-- start EXCERPTED DATA --
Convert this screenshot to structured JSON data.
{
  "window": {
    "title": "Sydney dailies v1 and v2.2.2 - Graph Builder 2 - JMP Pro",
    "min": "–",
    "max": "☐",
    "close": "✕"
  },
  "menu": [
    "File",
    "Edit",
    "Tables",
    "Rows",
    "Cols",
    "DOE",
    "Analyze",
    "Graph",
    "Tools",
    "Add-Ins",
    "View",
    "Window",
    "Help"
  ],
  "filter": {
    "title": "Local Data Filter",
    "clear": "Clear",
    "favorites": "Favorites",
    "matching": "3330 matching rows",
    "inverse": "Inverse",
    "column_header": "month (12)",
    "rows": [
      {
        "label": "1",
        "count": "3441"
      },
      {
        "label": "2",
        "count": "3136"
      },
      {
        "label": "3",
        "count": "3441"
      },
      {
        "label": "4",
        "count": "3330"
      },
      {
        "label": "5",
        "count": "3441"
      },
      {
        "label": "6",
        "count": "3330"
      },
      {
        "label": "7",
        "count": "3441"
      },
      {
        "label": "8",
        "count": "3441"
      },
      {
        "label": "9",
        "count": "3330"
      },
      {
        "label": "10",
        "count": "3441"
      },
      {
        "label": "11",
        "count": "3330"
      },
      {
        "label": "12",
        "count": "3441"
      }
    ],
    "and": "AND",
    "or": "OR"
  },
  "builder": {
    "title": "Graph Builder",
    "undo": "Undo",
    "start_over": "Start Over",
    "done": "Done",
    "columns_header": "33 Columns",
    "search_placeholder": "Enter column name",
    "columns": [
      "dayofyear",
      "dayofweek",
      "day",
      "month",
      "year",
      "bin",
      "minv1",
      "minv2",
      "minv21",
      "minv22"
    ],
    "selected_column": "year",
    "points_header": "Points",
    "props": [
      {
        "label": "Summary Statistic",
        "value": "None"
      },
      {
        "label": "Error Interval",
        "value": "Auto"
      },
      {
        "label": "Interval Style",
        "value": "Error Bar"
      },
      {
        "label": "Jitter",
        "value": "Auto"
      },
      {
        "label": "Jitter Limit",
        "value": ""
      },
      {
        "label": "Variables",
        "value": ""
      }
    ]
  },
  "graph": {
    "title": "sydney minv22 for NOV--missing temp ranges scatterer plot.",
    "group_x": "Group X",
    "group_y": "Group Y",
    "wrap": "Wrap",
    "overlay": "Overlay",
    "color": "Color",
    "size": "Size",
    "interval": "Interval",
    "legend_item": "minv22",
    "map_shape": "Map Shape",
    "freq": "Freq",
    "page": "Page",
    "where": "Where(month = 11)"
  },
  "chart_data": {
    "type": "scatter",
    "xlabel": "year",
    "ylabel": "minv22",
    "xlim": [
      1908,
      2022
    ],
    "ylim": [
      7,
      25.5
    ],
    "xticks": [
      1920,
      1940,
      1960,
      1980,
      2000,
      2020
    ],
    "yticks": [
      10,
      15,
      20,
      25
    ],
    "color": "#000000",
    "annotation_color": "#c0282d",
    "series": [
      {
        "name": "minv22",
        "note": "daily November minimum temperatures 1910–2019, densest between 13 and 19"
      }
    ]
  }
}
-- end EXCERPTED DATA --
• [EXERCISE PROMPT]
Take the listing above and write it out again exactly.

• [EXERCISE RESULT]
Convert this screenshot to structured JSON data.
{
  "window": {
    "title": "Sydney dailies v1 and v2.2.2 - Graph Builder 2 - JMP Pro",
    "min": "–",
    "max": "☐",
    "close": "✕"
  },
  "menu": [
    "File",
    "Edit",
    "Tables",
    "Rows",
    "Cols",
    "DOE",
    "Analyze",
    "Graph",
    "Tools",
    "Add-Ins",
    "View",
    "Window",
    "Help"
  ],
  "filter": {
    "title": "Local Data Filter",
    "clear": "Clear",
    "favorites": "Favorites",
    "matching": "3330 matching rows",
    "inverse": "Inverse",
    "column_header": "month (12)",
    "rows": [
      {
        "label": "1",
        "count": "3441"
      },
      {
        "label": "2",
        "count": "3136"
      },
      {
        "label": "3",
        "count": "3441"
      },
      {
        "label": "4",
        "count": "3330"
      },
      {
        "label": "5",
        "count": "3441"
      },
      {
        "label": "6",
        "count": "3330"
      },
      {
        "label": "7",
        "count": "3441"
      },
      {
        "label": "8",
        "count": "3441"
      },
      {
        "label": "9",
        "count": "3330"
      },
      {
        "label": "10",
        "count": "3441"
      },
      {
        "label": "11",
        "count": "3330"
      },
      {
        "label": "12",
        "count": "3441"
      }
    ],
    "and": "AND",
    "or": "OR"
  },
  "builder": {
    "title": "Graph Builder",
    "undo": "Undo",
    "start_over": "Start Over",
    "done": "Done",
    "columns_header": "33 Columns",
    "search_placeholder": "Enter column name",
    "columns": [
      "dayofyear",
      "dayofweek",
      "day",
      "month",
      "year",
      "bin",
      "minv1",
      "minv2",
      "minv21",
      "minv22"
    ],
    "selected_column": "year",
    "points_header": "Points",
    "props": [
      {
        "label": "Summary Statistic",
        "value": "None"
      },
      {
        "label": "Error Interval",
        "value": "Auto"
      },
      {
        "label": "Interval Style",
        "value": "Error Bar"
      },
      {
        "label": "Jitter",
        "value": "Auto"
      },
      {
        "label": "Jitter Limit",
        "value": ""
      },
      {
        "label": "Variables",
        "value": ""
      }
    ]
  },
  "graph": {
    "title": "sydney minv22 for NOV--missing temp ranges scatterer plot.",
    "group_x": "Group X",
    "group_y": "Group Y",
    "wrap": "Wrap",
    "overlay": "Overlay",
    "color": "Color",
    "size": "Size",
    "interval": "Interval",
    "legend_item": "minv22",
    "map_shape": "Map Shape",
    "freq": "Freq",
    "page": "Page",
    "where": "Where(month = 11)"
  },
  "chart_data": {
    "type": "scatter",
    "xlabel": "year",
    "ylabel": "minv22",
    "xlim": [
      1908,
      2022
    ],
    "ylim": [
      7,
      25.5
    ],
    "xticks": [
      1920,
      1940,
      1960,
      1980,
      2000,
      2020
    ],
    "yticks": [
      10,
      15,
      20,
      25
    ],
    "color": "#000000",
    "annotation_color": "#c0282d",
    "series": [
      {
        "name": "minv22",
        "note": "daily November minimum temperatures 1910–2019, densest between 13 and 19"
      }
    ]
  }
}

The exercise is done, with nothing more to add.